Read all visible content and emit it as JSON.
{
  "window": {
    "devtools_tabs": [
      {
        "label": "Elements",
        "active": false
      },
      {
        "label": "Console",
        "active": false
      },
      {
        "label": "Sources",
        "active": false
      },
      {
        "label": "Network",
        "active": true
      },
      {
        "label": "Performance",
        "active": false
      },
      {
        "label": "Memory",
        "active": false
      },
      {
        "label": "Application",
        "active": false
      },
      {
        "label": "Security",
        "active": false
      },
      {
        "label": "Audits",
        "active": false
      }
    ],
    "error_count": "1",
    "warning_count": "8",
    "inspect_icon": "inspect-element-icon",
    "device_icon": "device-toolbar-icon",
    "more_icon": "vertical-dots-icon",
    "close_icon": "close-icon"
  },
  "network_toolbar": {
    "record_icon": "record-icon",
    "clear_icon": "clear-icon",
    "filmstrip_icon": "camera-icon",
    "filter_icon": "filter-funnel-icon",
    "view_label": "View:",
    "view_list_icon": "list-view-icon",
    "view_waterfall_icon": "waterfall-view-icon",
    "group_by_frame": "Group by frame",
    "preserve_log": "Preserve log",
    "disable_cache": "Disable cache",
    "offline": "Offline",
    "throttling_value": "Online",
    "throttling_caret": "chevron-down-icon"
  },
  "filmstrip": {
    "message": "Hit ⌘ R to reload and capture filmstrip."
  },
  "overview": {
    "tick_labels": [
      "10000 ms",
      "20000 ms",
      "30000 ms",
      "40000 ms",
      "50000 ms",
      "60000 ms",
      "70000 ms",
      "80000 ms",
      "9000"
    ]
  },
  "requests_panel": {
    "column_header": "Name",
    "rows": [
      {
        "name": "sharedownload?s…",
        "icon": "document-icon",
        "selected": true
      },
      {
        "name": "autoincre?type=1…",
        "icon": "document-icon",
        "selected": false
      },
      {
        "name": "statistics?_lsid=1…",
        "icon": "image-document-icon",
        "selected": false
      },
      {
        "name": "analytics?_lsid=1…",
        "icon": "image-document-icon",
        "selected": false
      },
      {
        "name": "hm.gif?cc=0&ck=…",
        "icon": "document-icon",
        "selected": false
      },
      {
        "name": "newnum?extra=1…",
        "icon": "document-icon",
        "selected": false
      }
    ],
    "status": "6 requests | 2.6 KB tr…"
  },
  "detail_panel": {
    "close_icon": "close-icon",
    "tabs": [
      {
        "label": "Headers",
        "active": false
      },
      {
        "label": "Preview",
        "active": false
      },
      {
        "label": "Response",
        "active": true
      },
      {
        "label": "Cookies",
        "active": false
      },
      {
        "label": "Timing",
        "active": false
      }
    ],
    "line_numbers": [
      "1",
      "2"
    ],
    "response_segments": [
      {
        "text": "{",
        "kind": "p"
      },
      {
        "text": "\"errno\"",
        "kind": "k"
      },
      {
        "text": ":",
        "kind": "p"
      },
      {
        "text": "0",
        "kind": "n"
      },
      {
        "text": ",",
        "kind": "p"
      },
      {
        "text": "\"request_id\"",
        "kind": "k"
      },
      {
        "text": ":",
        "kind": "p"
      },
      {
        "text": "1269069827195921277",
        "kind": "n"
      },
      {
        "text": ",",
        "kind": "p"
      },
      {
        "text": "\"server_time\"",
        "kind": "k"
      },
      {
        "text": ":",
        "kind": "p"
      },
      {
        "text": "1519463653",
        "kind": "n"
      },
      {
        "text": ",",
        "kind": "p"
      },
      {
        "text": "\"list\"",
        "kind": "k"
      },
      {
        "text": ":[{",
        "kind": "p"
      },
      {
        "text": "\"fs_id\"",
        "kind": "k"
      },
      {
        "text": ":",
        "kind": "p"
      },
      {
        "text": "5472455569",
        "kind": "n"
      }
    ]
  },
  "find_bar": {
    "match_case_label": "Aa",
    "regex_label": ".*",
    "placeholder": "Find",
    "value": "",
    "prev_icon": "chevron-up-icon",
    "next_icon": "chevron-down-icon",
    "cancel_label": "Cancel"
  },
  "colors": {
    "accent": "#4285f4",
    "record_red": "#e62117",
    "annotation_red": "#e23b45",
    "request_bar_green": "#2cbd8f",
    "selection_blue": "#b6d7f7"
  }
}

GIVEN REQUEST: Quote every record above exactly.

TASK RESULT:
Read all visible content and emit it as JSON.
{
  "window": {
    "devtools_tabs": [
      {
        "label": "Elements",
        "active": false
      },
      {
        "label": "Console",
        "active": false
      },
      {
        "label": "Sources",
        "active": false
      },
      {
        "label": "Network",
        "active": true
      },
      {
        "label": "Performance",
        "active": false
      },
      {
        "label": "Memory",
        "active": false
      },
      {
        "label": "Application",
        "active": false
      },
      {
        "label": "Security",
        "active": false
      },
      {
        "label": "Audits",
        "active": false
      }
    ],
    "error_count": "1",
    "warning_count": "8",
    "inspect_icon": "inspect-element-icon",
    "device_icon": "device-toolbar-icon",
    "more_icon": "vertical-dots-icon",
    "close_icon": "close-icon"
  },
  "network_toolbar": {
    "record_icon": "record-icon",
    "clear_icon": "clear-icon",
    "filmstrip_icon": "camera-icon",
    "filter_icon": "filter-funnel-icon",
    "view_label": "View:",
    "view_list_icon": "list-view-icon",
    "view_waterfall_icon": "waterfall-view-icon",
    "group_by_frame": "Group by frame",
    "preserve_log": "Preserve log",
    "disable_cache": "Disable cache",
    "offline": "Offline",
    "throttling_value": "Online",
    "throttling_caret": "chevron-down-icon"
  },
  "filmstrip": {
    "message": "Hit ⌘ R to reload and capture filmstrip."
  },
  "overview": {
    "tick_labels": [
      "10000 ms",
      "20000 ms",
      "30000 ms",
      "40000 ms",
      "50000 ms",
      "60000 ms",
      "70000 ms",
      "80000 ms",
      "9000"
    ]
  },
  "requests_panel": {
    "column_header": "Name",
    "rows": [
      {
        "name": "sharedownload?s…",
        "icon": "document-icon",
        "selected": true
      },
      {
        "name": "autoincre?type=1…",
        "icon": "document-icon",
        "selected": false
      },
      {
        "name": "statistics?_lsid=1…",
        "icon": "image-document-icon",
        "selected": false
      },
      {
        "name": "analytics?_lsid=1…",
        "icon": "image-document-icon",
        "selected": false
      },
      {
        "name": "hm.gif?cc=0&ck=…",
        "icon": "document-icon",
        "selected": false
      },
      {
        "name": "newnum?extra=1…",
        "icon": "document-icon",
        "selected": false
      }
    ],
    "status": "6 requests | 2.6 KB tr…"
  },
  "detail_panel": {
    "close_icon": "close-icon",
    "tabs": [
      {
        "label": "Headers",
        "active": false
      },
      {
        "label": "Preview",
        "active": false
      },
      {
        "label": "Response",
        "active": true
      },
      {
        "label": "Cookies",
        "active": false
      },
      {
        "label": "Timing",
        "active": false
      }
    ],
    "line_numbers": [
      "1",
      "2"
    ],
    "response_segments": [
      {
        "text": "{",
        "kind": "p"
      },
      {
        "text": "\"errno\"",
        "kind": "k"
      },
      {
        "text": ":",
        "kind": "p"
      },
      {
        "text": "0",
        "kind": "n"
      },
      {
        "text": ",",
        "kind": "p"
      },
      {
        "text": "\"request_id\"",
        "kind": "k"
      },
      {
        "text": ":",
        "kind": "p"
      },
      {
        "text": "1269069827195921277",
        "kind": "n"
      },
      {
        "text": ",",
        "kind": "p"
      },
      {
        "text": "\"server_time\"",
        "kind": "k"
      },
      {
        "text": ":",
        "kind": "p"
      },
      {
        "text": "1519463653",
        "kind": "n"
      },
      {
        "text": ",",
        "kind": "p"
      },
      {
        "text": "\"list\"",
        "kind": "k"
      },
      {
        "text": ":[{",
        "kind": "p"
      },
      {
        "text": "\"fs_id\"",
        "kind": "k"
      },
      {
        "text": ":",
        "kind": "p"
      },
      {
        "text": "5472455569",
        "kind": "n"
      }
    ]
  },
  "find_bar": {
    "match_case_label": "Aa",
    "regex_label": ".*",
    "placeholder": "Find",
    "value": "",
    "prev_icon": "chevron-up-icon",
    "next_icon": "chevron-down-icon",
    "cancel_label": "Cancel"
  },
  "colors": {
    "accent": "#4285f4",
    "record_red": "#e62117",
    "annotation_red": "#e23b45",
    "request_bar_green": "#2cbd8f",
    "selection_blue": "#b6d7f7"
  }
}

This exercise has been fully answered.